- Text section -
0:00:00-0:02:21: In which I use the cold open Jeff really didn’t think I would, and we introduce the book we’re reading this episode: Judge Dredd: The Restricted Files Vol. 2, which collects Dredd shorts from various special issues and annuals published between 1985 and 1989. It’s a mixed bag, but not a bad one, especially if you stop reading before the end.
0:02:22-0:16:43: In fact, the drop-off in quality is something we discuss relatively early on, bringing up two stories in particular that disappointed, both of which are written by Grant and Wagner separately, as opposed to collaboratively. But the collaborative stuff, we decide, is the comic book equivalent of comfort food, which leads to a brief discussion of the joy of the Wagner/Grant team.
0:16:44-0:24:38: By way of comparing the strengths of the Wagner/Grant team and their solo work in this book, we talk about one of our favorite stories in this collection, “Costa Del Blood,” and the ways in which it just… works, despite all these tricky things that should be hard to pull off properly: Comedy! Pop culture references! Metatextuality! And yet, it looks effortless — but perhaps that’s the amazing Carlos Ezquerra artwork fooling us. Not so good? That would be “Confessions of an Anarchist Flea,” for reasons we briefly go into.
0:24:39-0:58:24: What are our favorite stories from the book? Those would be “Costa Del Blood,” and, for Jeff, “Beyond the Wall” and “Last of the Bad Guys.” For me, I add “Crazy R Raiders” and “I, Beast.” We talk about all five, as well as a host of other topics — how well Wagner and Grant use the format and real estate of these stories, the way they recycle ideas even within the stories just in this volume (Hi, “Macho” men), and the purpose of the stories reprinted in this book, versus the regular Dredds in the weekly. Jeff wonders if these are stories intended to spotlight artists, and we take a short detour into the concept of breaking Dredd as a comic strip, and just how possible that actually is. Look, it’s half an hour of conversation; we have a lot to talk about.
0:58:25-1:04:04: There’s a lot to love about Restricted 2, despite our reservations, and we talk about the fact that it’s an embarrassment of riches in terms of both writing and art, and Jeff brings up a strange piece of Dredd ephemera with relation to the Wagner/Grant split and how it plays out in two separate stories here.

- Supplied material -
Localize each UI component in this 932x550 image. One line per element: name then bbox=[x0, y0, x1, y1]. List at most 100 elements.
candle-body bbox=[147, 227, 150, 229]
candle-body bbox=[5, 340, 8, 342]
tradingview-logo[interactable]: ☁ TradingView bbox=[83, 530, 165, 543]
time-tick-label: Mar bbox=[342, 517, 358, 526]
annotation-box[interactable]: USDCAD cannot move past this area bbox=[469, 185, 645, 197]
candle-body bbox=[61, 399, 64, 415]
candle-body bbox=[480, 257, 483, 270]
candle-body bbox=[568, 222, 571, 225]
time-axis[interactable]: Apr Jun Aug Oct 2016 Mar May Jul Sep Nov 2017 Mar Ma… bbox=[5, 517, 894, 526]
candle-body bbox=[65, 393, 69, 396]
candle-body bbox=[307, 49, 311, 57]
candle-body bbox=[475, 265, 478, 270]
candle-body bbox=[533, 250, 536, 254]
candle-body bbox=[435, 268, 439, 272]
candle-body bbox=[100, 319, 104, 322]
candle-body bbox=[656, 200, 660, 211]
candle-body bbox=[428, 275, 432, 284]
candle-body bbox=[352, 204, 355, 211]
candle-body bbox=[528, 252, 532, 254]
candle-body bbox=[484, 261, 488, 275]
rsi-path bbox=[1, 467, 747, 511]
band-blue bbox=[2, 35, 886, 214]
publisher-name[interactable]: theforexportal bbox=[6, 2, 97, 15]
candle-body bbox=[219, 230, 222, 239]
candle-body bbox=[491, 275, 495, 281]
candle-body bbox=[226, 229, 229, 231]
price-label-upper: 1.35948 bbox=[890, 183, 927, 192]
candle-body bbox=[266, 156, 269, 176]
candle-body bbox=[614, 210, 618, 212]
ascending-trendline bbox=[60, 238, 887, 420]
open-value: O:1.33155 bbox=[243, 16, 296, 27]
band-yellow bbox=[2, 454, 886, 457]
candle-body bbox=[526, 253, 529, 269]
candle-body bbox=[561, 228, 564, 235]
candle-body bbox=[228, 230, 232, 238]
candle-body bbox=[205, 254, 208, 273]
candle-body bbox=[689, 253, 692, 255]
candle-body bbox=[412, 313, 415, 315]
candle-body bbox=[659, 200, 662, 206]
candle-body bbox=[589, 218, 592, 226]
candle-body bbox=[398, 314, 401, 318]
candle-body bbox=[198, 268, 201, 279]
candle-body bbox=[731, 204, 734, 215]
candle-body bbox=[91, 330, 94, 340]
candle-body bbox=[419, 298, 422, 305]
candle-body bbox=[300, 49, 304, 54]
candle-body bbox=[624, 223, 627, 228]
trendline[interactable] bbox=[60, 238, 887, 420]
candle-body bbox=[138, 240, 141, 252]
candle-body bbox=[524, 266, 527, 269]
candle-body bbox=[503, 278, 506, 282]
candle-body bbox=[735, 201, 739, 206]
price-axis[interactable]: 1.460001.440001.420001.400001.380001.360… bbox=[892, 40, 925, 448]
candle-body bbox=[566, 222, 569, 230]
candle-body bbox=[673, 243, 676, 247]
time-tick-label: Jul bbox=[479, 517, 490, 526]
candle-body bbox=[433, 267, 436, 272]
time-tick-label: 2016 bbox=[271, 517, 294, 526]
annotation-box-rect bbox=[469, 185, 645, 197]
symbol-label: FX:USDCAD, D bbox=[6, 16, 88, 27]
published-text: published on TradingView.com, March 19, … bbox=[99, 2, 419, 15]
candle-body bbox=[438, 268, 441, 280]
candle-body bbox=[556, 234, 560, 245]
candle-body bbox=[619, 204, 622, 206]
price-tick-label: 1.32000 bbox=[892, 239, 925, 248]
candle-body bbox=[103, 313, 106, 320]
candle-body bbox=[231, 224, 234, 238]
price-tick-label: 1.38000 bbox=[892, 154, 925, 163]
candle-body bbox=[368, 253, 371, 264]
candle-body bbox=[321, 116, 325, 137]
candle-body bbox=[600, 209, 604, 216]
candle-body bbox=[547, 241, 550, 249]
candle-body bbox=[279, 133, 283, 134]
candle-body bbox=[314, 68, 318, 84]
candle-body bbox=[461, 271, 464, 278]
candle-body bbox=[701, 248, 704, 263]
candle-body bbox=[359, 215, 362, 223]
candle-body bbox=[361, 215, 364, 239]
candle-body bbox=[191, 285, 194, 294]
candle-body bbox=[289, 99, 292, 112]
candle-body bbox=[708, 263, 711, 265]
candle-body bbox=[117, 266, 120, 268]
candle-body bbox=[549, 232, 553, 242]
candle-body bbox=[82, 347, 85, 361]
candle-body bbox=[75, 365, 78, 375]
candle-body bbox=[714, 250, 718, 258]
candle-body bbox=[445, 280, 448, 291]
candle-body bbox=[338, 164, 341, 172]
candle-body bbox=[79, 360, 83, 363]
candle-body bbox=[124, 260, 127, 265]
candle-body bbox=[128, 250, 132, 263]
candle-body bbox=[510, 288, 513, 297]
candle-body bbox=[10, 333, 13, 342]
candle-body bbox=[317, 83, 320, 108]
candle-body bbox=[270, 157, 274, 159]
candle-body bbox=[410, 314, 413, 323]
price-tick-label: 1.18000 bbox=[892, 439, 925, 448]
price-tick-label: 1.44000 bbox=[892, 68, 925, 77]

- Goal -
Revise the stretch of the episode notes from "0:24:39-0:58:24: What are" through "to talk about.", putting "thirty minutes" in place of "half an hour".

- Exercise answer -
0:24:39-0:58:24: What are our favorite stories from the book? Those would be “Costa Del Blood,” and, for Jeff, “Beyond the Wall” and “Last of the Bad Guys.” For me, I add “Crazy R Raiders” and “I, Beast.” We talk about all five, as well as a host of other topics — how well Wagner and Grant use the format and real estate of these stories, the way they recycle ideas even within the stories just in this volume (Hi, “Macho” men), and the purpose of the stories reprinted in this book, versus the regular Dredds in the weekly. Jeff wonders if these are stories intended to spotlight artists, and we take a short detour into the concept of breaking Dredd as a comic strip, and just how possible that actually is. Look, it’s thirty minutes of conversation; we have a lot to talk about.